◆ Exercise aim: Every line below should be repeated exactly.

Records from a collection

== == ==

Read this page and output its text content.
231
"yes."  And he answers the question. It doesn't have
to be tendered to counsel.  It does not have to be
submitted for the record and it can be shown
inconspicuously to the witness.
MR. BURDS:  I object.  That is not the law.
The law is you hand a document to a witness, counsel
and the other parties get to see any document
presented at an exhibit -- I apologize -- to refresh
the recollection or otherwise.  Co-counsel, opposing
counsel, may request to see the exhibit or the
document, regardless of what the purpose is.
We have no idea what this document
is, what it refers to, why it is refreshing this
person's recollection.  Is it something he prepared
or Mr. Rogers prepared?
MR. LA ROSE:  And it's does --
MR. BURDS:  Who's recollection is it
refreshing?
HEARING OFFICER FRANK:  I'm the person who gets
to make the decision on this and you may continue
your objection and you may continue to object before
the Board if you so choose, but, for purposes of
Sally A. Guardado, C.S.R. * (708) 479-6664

== == ==

◆ Result:
Read this page and output its text content.
231
"yes."  And he answers the question. It doesn't have
to be tendered to counsel.  It does not have to be
submitted for the record and it can be shown
inconspicuously to the witness.
MR. BURDS:  I object.  That is not the law.
The law is you hand a document to a witness, counsel
and the other parties get to see any document
presented at an exhibit -- I apologize -- to refresh
the recollection or otherwise.  Co-counsel, opposing
counsel, may request to see the exhibit or the
document, regardless of what the purpose is.
We have no idea what this document
is, what it refers to, why it is refreshing this
person's recollection.  Is it something he prepared
or Mr. Rogers prepared?
MR. LA ROSE:  And it's does --
MR. BURDS:  Who's recollection is it
refreshing?
HEARING OFFICER FRANK:  I'm the person who gets
to make the decision on this and you may continue
your objection and you may continue to object before
the Board if you so choose, but, for purposes of
Sally A. Guardado, C.S.R. * (708) 479-6664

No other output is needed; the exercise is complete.